● GOAL
Tally the lines below that contain "title". The number is the whole answer.

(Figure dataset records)
■ ■ ■ ■ ■

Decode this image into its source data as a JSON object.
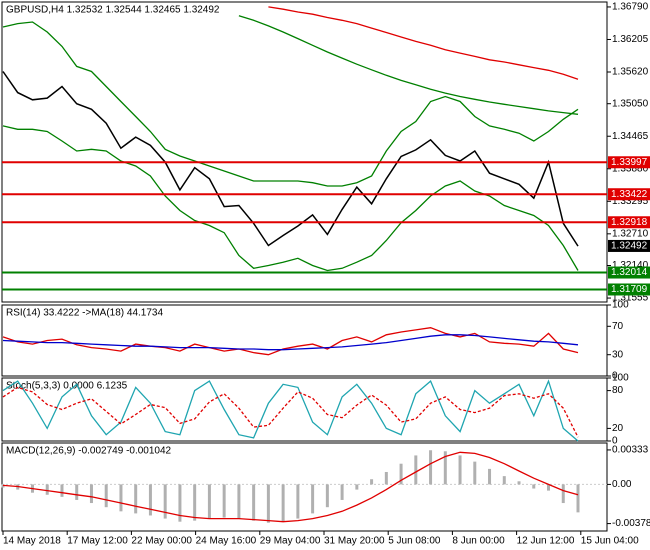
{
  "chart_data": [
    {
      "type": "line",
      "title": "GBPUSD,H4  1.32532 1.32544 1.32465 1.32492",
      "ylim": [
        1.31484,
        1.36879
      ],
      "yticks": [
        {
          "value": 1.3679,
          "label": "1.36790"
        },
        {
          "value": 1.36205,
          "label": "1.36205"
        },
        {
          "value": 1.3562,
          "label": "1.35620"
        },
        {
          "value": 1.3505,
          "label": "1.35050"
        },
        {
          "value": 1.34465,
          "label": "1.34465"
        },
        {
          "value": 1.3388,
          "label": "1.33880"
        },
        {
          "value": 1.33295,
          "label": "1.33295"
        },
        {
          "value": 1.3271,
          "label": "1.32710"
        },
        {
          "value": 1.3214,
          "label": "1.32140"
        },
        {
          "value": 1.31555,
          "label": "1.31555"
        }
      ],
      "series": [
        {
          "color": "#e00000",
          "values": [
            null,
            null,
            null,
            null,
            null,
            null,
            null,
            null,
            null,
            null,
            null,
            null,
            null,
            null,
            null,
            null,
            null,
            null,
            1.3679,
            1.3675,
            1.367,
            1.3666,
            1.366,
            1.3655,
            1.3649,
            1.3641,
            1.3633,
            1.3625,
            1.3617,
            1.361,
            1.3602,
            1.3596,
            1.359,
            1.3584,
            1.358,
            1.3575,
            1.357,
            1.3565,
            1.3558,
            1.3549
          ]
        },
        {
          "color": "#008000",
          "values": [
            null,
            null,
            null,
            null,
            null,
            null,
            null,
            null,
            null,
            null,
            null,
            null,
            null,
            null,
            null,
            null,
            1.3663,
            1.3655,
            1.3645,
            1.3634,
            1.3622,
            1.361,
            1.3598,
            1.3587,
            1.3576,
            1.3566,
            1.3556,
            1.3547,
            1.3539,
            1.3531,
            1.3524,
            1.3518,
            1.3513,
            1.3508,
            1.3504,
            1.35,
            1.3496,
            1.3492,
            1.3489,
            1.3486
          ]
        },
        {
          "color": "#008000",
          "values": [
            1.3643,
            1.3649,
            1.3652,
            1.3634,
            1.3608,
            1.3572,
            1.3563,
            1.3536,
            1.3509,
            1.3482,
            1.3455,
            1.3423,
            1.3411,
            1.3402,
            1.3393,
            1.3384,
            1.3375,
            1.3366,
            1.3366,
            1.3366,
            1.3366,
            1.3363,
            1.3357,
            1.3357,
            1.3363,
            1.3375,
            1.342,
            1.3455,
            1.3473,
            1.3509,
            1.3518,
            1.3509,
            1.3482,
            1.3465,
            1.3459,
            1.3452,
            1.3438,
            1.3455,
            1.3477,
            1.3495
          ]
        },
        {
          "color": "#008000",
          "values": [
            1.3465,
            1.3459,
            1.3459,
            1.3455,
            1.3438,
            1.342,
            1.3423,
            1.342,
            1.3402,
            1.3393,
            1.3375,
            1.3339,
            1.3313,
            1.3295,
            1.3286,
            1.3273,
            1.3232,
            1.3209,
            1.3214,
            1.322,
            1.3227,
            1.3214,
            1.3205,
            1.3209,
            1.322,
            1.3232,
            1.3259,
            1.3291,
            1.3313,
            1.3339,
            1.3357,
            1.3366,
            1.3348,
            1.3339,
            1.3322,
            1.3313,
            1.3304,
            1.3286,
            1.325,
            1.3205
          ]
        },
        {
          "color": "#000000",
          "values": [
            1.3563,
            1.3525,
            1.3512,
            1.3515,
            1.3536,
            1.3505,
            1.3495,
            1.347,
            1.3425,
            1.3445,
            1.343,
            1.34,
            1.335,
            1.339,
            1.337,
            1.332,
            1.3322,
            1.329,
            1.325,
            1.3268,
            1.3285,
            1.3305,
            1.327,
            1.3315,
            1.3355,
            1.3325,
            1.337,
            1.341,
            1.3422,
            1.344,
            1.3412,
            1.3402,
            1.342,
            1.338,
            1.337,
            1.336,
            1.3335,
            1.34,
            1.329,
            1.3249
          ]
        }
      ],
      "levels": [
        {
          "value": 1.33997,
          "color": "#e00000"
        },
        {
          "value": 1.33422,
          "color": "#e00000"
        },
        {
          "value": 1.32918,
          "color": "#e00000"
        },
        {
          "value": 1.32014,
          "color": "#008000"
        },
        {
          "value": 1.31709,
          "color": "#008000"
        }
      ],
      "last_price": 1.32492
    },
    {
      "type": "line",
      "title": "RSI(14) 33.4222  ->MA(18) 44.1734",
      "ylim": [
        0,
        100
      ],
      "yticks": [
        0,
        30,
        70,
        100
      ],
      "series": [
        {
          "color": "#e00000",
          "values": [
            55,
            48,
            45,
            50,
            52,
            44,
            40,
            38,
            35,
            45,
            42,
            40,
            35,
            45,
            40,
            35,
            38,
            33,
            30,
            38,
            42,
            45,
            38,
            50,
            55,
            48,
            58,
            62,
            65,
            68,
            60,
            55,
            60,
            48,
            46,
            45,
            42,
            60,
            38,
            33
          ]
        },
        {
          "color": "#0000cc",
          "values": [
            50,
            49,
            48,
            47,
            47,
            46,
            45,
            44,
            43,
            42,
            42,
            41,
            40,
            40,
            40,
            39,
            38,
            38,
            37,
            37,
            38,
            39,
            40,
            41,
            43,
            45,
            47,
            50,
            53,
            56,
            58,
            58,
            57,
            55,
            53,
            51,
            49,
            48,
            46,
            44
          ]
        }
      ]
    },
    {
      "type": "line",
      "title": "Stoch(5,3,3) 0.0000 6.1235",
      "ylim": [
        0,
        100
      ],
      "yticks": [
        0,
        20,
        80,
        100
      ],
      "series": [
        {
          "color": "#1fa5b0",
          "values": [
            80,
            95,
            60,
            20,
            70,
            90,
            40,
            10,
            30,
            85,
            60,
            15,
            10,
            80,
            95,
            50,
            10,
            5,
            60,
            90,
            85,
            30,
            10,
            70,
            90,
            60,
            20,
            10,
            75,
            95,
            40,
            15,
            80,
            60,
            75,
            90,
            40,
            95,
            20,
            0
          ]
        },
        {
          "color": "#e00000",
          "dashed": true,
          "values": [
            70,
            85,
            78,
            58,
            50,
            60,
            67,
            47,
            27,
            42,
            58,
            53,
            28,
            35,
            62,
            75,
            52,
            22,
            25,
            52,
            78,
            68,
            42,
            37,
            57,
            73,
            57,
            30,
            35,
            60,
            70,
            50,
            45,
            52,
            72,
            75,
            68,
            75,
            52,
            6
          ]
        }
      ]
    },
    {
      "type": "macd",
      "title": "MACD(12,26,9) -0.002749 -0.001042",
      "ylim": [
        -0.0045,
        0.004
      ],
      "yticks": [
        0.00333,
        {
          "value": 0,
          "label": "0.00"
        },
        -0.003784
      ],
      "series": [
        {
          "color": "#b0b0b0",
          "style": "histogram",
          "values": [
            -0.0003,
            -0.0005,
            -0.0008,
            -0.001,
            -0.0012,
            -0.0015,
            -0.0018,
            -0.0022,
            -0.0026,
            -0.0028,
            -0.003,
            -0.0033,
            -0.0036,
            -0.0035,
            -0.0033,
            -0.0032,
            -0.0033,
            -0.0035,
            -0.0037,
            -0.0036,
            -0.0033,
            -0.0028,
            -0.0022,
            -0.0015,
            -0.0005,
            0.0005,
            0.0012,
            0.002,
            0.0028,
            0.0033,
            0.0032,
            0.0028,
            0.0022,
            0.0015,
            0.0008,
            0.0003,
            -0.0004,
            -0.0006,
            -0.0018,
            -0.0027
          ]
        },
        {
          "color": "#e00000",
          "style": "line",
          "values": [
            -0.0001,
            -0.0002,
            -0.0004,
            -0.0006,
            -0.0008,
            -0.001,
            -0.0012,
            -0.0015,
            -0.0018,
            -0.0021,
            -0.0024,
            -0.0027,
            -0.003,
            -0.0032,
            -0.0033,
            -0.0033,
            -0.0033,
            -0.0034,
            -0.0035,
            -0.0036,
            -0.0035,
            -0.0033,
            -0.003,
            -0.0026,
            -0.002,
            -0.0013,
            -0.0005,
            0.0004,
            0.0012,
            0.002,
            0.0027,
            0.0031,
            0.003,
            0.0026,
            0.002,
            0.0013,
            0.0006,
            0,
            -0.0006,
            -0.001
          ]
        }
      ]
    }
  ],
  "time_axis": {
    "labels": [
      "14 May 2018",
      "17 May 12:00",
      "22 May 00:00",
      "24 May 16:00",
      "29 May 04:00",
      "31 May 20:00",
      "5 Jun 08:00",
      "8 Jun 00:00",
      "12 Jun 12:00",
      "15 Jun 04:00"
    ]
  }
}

■ ■ ■ ■ ■

● EXPECTED ANSWER
4